- [Given request]:
The listing below should be copied in full, word for word.

(Stored records)
╭──
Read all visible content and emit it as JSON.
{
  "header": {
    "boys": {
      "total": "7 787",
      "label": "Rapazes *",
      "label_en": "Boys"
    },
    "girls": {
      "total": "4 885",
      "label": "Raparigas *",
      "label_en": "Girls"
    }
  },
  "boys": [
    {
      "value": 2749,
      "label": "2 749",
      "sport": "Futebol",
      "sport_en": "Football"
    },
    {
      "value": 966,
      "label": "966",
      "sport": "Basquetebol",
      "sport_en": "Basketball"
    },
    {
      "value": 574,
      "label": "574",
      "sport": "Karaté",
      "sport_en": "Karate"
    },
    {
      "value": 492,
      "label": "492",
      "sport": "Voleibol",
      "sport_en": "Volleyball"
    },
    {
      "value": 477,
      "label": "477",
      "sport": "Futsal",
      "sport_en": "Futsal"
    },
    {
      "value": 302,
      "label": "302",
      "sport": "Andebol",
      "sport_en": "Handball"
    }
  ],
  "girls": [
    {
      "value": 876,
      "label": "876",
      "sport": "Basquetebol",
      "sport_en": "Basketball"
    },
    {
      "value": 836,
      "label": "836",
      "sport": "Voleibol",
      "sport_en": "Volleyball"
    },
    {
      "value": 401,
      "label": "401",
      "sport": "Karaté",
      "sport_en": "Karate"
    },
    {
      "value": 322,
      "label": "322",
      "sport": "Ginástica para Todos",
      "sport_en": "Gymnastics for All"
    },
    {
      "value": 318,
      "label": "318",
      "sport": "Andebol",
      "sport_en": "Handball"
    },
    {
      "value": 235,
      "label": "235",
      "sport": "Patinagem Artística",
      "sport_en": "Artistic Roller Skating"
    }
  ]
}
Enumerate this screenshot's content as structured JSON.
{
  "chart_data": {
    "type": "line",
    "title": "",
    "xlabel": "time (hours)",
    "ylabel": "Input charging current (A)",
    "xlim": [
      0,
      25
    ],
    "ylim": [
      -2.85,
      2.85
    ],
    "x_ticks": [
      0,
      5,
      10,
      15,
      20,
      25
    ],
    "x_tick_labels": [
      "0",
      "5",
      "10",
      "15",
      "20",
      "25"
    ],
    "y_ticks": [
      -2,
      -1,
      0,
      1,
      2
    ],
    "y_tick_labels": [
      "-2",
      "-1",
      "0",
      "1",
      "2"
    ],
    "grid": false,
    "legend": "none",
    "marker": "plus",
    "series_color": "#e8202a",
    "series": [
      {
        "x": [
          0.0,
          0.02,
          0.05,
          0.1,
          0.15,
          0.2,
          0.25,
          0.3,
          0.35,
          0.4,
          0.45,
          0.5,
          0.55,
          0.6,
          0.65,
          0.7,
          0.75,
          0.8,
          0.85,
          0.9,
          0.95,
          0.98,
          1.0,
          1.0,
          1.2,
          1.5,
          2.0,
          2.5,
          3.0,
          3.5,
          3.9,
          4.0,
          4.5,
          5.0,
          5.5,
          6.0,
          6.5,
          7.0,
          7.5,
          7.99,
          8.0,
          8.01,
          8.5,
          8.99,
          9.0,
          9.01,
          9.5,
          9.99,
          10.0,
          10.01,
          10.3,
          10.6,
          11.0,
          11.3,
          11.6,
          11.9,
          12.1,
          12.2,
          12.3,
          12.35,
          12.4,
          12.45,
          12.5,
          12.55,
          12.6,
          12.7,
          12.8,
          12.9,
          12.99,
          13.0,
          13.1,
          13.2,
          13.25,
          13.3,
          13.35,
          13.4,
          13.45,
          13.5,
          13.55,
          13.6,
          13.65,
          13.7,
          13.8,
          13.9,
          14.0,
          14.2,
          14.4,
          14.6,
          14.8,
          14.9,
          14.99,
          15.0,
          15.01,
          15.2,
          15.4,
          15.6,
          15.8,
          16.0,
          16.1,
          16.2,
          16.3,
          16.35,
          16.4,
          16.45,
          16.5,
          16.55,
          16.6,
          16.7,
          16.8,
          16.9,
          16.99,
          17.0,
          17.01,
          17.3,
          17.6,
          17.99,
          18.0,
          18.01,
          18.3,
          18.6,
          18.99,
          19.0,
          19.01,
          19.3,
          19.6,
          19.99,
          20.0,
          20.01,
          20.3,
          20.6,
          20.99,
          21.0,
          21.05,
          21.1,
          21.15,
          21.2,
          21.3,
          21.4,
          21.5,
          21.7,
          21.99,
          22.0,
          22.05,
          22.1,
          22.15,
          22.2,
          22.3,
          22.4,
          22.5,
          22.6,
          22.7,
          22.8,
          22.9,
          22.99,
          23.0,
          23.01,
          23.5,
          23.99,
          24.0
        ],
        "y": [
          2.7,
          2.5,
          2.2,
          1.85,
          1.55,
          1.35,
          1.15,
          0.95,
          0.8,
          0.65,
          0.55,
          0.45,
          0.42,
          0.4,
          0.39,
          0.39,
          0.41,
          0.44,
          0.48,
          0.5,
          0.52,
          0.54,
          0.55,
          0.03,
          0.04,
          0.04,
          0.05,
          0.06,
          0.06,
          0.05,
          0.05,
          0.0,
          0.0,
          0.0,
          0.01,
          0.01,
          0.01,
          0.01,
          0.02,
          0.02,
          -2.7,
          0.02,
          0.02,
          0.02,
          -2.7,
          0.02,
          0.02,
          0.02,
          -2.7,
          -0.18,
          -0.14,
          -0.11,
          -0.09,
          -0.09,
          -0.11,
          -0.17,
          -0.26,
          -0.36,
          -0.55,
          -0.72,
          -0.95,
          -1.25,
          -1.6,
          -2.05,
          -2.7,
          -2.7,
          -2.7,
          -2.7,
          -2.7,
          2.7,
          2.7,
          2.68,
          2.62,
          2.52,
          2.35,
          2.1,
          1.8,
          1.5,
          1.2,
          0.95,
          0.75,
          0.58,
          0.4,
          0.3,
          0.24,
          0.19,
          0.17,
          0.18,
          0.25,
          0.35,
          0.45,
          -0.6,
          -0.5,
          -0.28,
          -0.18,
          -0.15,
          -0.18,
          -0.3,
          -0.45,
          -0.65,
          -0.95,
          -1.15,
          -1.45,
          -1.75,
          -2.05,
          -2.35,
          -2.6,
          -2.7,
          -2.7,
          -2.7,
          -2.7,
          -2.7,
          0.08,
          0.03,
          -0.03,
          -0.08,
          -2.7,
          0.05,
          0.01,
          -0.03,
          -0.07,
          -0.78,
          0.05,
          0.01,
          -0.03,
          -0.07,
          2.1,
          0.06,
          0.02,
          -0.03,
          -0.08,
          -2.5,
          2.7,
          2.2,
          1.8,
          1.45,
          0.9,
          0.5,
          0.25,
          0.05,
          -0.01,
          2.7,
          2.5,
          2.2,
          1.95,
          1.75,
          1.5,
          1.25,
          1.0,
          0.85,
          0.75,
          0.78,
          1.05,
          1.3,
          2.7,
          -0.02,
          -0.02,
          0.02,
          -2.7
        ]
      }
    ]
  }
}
╰──
- [Answer for this exercise]:
Read all visible content and emit it as JSON.
{
  "header": {
    "boys": {
      "total": "7 787",
      "label": "Rapazes *",
      "label_en": "Boys"
    },
    "girls": {
      "total": "4 885",
      "label": "Raparigas *",
      "label_en": "Girls"
    }
  },
  "boys": [
    {
      "value": 2749,
      "label": "2 749",
      "sport": "Futebol",
      "sport_en": "Football"
    },
    {
      "value": 966,
      "label": "966",
      "sport": "Basquetebol",
      "sport_en": "Basketball"
    },
    {
      "value": 574,
      "label": "574",
      "sport": "Karaté",
      "sport_en": "Karate"
    },
    {
      "value": 492,
      "label": "492",
      "sport": "Voleibol",
      "sport_en": "Volleyball"
    },
    {
      "value": 477,
      "label": "477",
      "sport": "Futsal",
      "sport_en": "Futsal"
    },
    {
      "value": 302,
      "label": "302",
      "sport": "Andebol",
      "sport_en": "Handball"
    }
  ],
  "girls": [
    {
      "value": 876,
      "label": "876",
      "sport": "Basquetebol",
      "sport_en": "Basketball"
    },
    {
      "value": 836,
      "label": "836",
      "sport": "Voleibol",
      "sport_en": "Volleyball"
    },
    {
      "value": 401,
      "label": "401",
      "sport": "Karaté",
      "sport_en": "Karate"
    },
    {
      "value": 322,
      "label": "322",
      "sport": "Ginástica para Todos",
      "sport_en": "Gymnastics for All"
    },
    {
      "value": 318,
      "label": "318",
      "sport": "Andebol",
      "sport_en": "Handball"
    },
    {
      "value": 235,
      "label": "235",
      "sport": "Patinagem Artística",
      "sport_en": "Artistic Roller Skating"
    }
  ]
}
Enumerate this screenshot's content as structured JSON.
{
  "chart_data": {
    "type": "line",
    "title": "",
    "xlabel": "time (hours)",
    "ylabel": "Input charging current (A)",
    "xlim": [
      0,
      25
    ],
    "ylim": [
      -2.85,
      2.85
    ],
    "x_ticks": [
      0,
      5,
      10,
      15,
      20,
      25
    ],
    "x_tick_labels": [
      "0",
      "5",
      "10",
      "15",
      "20",
      "25"
    ],
    "y_ticks": [
      -2,
      -1,
      0,
      1,
      2
    ],
    "y_tick_labels": [
      "-2",
      "-1",
      "0",
      "1",
      "2"
    ],
    "grid": false,
    "legend": "none",
    "marker": "plus",
    "series_color": "#e8202a",
    "series": [
      {
        "x": [
          0.0,
          0.02,
          0.05,
          0.1,
          0.15,
          0.2,
          0.25,
          0.3,
          0.35,
          0.4,
          0.45,
          0.5,
          0.55,
          0.6,
          0.65,
          0.7,
          0.75,
          0.8,
          0.85,
          0.9,
          0.95,
          0.98,
          1.0,
          1.0,
          1.2,
          1.5,
          2.0,
          2.5,
          3.0,
          3.5,
          3.9,
          4.0,
          4.5,
          5.0,
          5.5,
          6.0,
          6.5,
          7.0,
          7.5,
          7.99,
          8.0,
          8.01,
          8.5,
          8.99,
          9.0,
          9.01,
          9.5,
          9.99,
          10.0,
          10.01,
          10.3,
          10.6,
          11.0,
          11.3,
          11.6,
          11.9,
          12.1,
          12.2,
          12.3,
          12.35,
          12.4,
          12.45,
          12.5,
          12.55,
          12.6,
          12.7,
          12.8,
          12.9,
          12.99,
          13.0,
          13.1,
          13.2,
          13.25,
          13.3,
          13.35,
          13.4,
          13.45,
          13.5,
          13.55,
          13.6,
          13.65,
          13.7,
          13.8,
          13.9,
          14.0,
          14.2,
          14.4,
          14.6,
          14.8,
          14.9,
          14.99,
          15.0,
          15.01,
          15.2,
          15.4,
          15.6,
          15.8,
          16.0,
          16.1,
          16.2,
          16.3,
          16.35,
          16.4,
          16.45,
          16.5,
          16.55,
          16.6,
          16.7,
          16.8,
          16.9,
          16.99,
          17.0,
          17.01,
          17.3,
          17.6,
          17.99,
          18.0,
          18.01,
          18.3,
          18.6,
          18.99,
          19.0,
          19.01,
          19.3,
          19.6,
          19.99,
          20.0,
          20.01,
          20.3,
          20.6,
          20.99,
          21.0,
          21.05,
          21.1,
          21.15,
          21.2,
          21.3,
          21.4,
          21.5,
          21.7,
          21.99,
          22.0,
          22.05,
          22.1,
          22.15,
          22.2,
          22.3,
          22.4,
          22.5,
          22.6,
          22.7,
          22.8,
          22.9,
          22.99,
          23.0,
          23.01,
          23.5,
          23.99,
          24.0
        ],
        "y": [
          2.7,
          2.5,
          2.2,
          1.85,
          1.55,
          1.35,
          1.15,
          0.95,
          0.8,
          0.65,
          0.55,
          0.45,
          0.42,
          0.4,
          0.39,
          0.39,
          0.41,
          0.44,
          0.48,
          0.5,
          0.52,
          0.54,
          0.55,
          0.03,
          0.04,
          0.04,
          0.05,
          0.06,
          0.06,
          0.05,
          0.05,
          0.0,
          0.0,
          0.0,
          0.01,
          0.01,
          0.01,
          0.01,
          0.02,
          0.02,
          -2.7,
          0.02,
          0.02,
          0.02,
          -2.7,
          0.02,
          0.02,
          0.02,
          -2.7,
          -0.18,
          -0.14,
          -0.11,
          -0.09,
          -0.09,
          -0.11,
          -0.17,
          -0.26,
          -0.36,
          -0.55,
          -0.72,
          -0.95,
          -1.25,
          -1.6,
          -2.05,
          -2.7,
          -2.7,
          -2.7,
          -2.7,
          -2.7,
          2.7,
          2.7,
          2.68,
          2.62,
          2.52,
          2.35,
          2.1,
          1.8,
          1.5,
          1.2,
          0.95,
          0.75,
          0.58,
          0.4,
          0.3,
          0.24,
          0.19,
          0.17,
          0.18,
          0.25,
          0.35,
          0.45,
          -0.6,
          -0.5,
          -0.28,
          -0.18,
          -0.15,
          -0.18,
          -0.3,
          -0.45,
          -0.65,
          -0.95,
          -1.15,
          -1.45,
          -1.75,
          -2.05,
          -2.35,
          -2.6,
          -2.7,
          -2.7,
          -2.7,
          -2.7,
          -2.7,
          0.08,
          0.03,
          -0.03,
          -0.08,
          -2.7,
          0.05,
          0.01,
          -0.03,
          -0.07,
          -0.78,
          0.05,
          0.01,
          -0.03,
          -0.07,
          2.1,
          0.06,
          0.02,
          -0.03,
          -0.08,
          -2.5,
          2.7,
          2.2,
          1.8,
          1.45,
          0.9,
          0.5,
          0.25,
          0.05,
          -0.01,
          2.7,
          2.5,
          2.2,
          1.95,
          1.75,
          1.5,
          1.25,
          1.0,
          0.85,
          0.75,
          0.78,
          1.05,
          1.3,
          2.7,
          -0.02,
          -0.02,
          0.02,
          -2.7
        ]
      }
    ]
  }
}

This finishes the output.